What is asked
Every line with the string "experiencias" should be gathered.

-- Input data start --

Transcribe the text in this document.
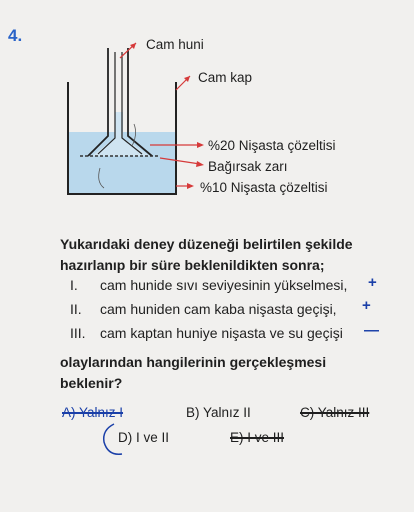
4.	Cam huni
Cam kap
%20 Nişasta çözeltisi
Bağırsak zarı
%10 Nişasta çözeltisi
Yukarıdaki deney düzeneği belirtilen şekilde hazırlanıp bir süre beklenildikten sonra;
I. cam hunide sıvı seviyesinin yükselmesi, +
II. cam huniden cam kaba nişasta geçişi, +
III. cam kaptan huniye nişasta ve su geçişi —
olaylarından hangilerinin gerçekleşmesi beklenir?
A) Yalnız I	B) Yalnız II	C) Yalnız III
D) I ve II	E) I ve III
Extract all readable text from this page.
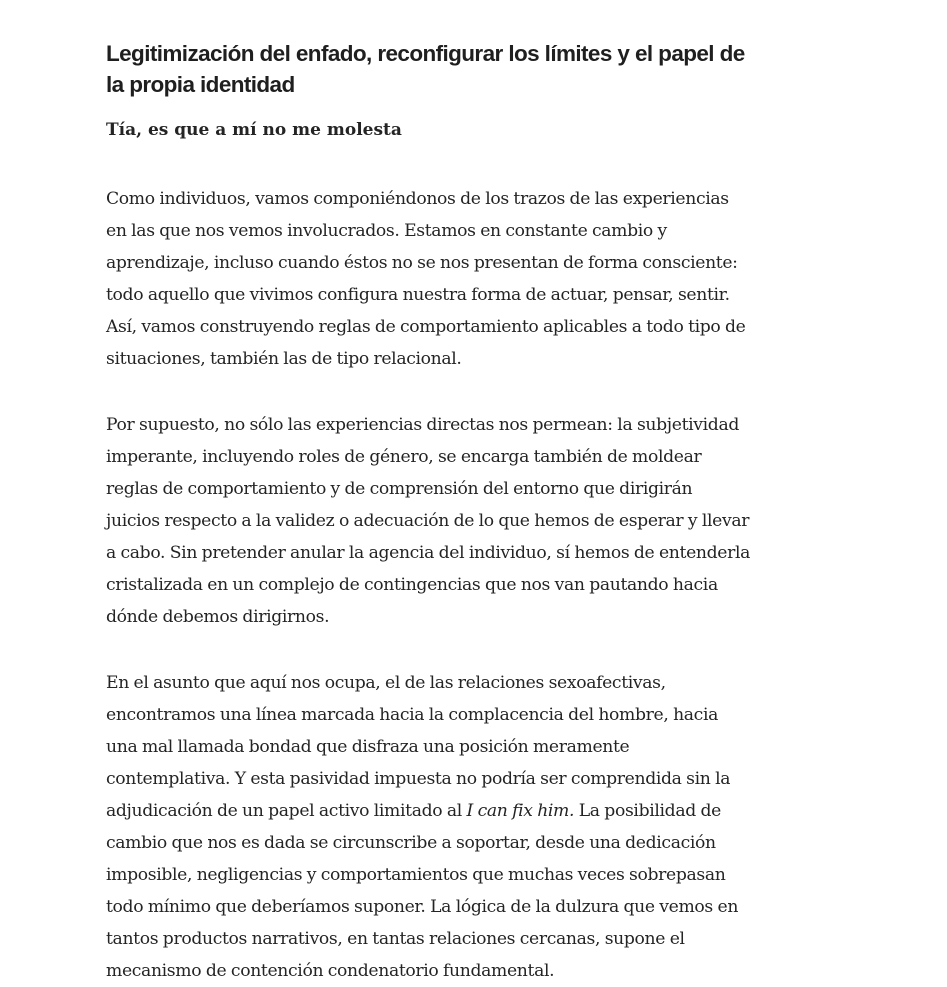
Legitimización del enfado, reconfigurar los límites y el papel de
la propia identidad
Tía, es que a mí no me molesta

Como individuos, vamos componiéndonos de los trazos de las experiencias
en las que nos vemos involucrados. Estamos en constante cambio y
aprendizaje, incluso cuando éstos no se nos presentan de forma consciente:
todo aquello que vivimos configura nuestra forma de actuar, pensar, sentir.
Así, vamos construyendo reglas de comportamiento aplicables a todo tipo de
situaciones, también las de tipo relacional.

Por supuesto, no sólo las experiencias directas nos permean: la subjetividad
imperante, incluyendo roles de género, se encarga también de moldear
reglas de comportamiento y de comprensión del entorno que dirigirán
juicios respecto a la validez o adecuación de lo que hemos de esperar y llevar
a cabo. Sin pretender anular la agencia del individuo, sí hemos de entenderla
cristalizada en un complejo de contingencias que nos van pautando hacia
dónde debemos dirigirnos.

En el asunto que aquí nos ocupa, el de las relaciones sexoafectivas,
encontramos una línea marcada hacia la complacencia del hombre, hacia
una mal llamada bondad que disfraza una posición meramente
contemplativa. Y esta pasividad impuesta no podría ser comprendida sin la
adjudicación de un papel activo limitado al I can fix him. La posibilidad de
cambio que nos es dada se circunscribe a soportar, desde una dedicación
imposible, negligencias y comportamientos que muchas veces sobrepasan
todo mínimo que deberíamos suponer. La lógica de la dulzura que vemos en
tantos productos narrativos, en tantas relaciones cercanas, supone el
mecanismo de contención condenatorio fundamental.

-- Input data end --

Output for this exercise
Como individuos, vamos componiéndonos de los trazos de las experiencias
Por supuesto, no sólo las experiencias directas nos permean: la subjetividad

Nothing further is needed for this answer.